*Problem to work on:*
Can you print verbatim the rows starting at the first one and ending at the one that contains "message-timestamp-1: 17:56 —", with both of those included?

*Extracted entries:*

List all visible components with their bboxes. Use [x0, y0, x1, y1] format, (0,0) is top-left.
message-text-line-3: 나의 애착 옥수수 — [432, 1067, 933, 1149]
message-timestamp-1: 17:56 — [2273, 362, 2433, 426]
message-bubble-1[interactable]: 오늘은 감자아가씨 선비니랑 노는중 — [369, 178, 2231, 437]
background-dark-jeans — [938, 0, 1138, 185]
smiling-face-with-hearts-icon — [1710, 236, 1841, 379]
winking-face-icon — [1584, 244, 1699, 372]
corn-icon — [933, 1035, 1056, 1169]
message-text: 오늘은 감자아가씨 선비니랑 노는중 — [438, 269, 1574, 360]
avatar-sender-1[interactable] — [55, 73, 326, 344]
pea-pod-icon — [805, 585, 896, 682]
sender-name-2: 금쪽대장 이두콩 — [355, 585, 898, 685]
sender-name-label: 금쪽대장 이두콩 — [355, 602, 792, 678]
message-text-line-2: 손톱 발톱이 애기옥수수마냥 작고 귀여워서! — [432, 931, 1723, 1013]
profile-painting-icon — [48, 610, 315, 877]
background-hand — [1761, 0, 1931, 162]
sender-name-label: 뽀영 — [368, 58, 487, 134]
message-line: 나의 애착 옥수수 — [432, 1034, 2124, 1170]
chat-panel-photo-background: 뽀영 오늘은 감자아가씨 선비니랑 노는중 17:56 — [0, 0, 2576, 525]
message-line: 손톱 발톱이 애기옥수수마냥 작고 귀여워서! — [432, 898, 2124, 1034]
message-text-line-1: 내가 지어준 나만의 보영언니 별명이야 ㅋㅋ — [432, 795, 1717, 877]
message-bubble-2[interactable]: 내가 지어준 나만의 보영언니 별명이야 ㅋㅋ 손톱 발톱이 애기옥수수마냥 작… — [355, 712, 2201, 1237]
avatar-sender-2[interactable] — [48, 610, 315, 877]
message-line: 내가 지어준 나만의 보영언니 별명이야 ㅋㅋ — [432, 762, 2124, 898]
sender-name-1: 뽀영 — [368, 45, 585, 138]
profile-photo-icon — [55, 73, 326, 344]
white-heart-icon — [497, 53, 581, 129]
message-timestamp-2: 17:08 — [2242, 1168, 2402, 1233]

*Full output:*
List all visible components with their bboxes. Use [x0, y0, x1, y1] format, (0,0) is top-left.
message-text-line-3: 나의 애착 옥수수 — [432, 1067, 933, 1149]
message-timestamp-1: 17:56 — [2273, 362, 2433, 426]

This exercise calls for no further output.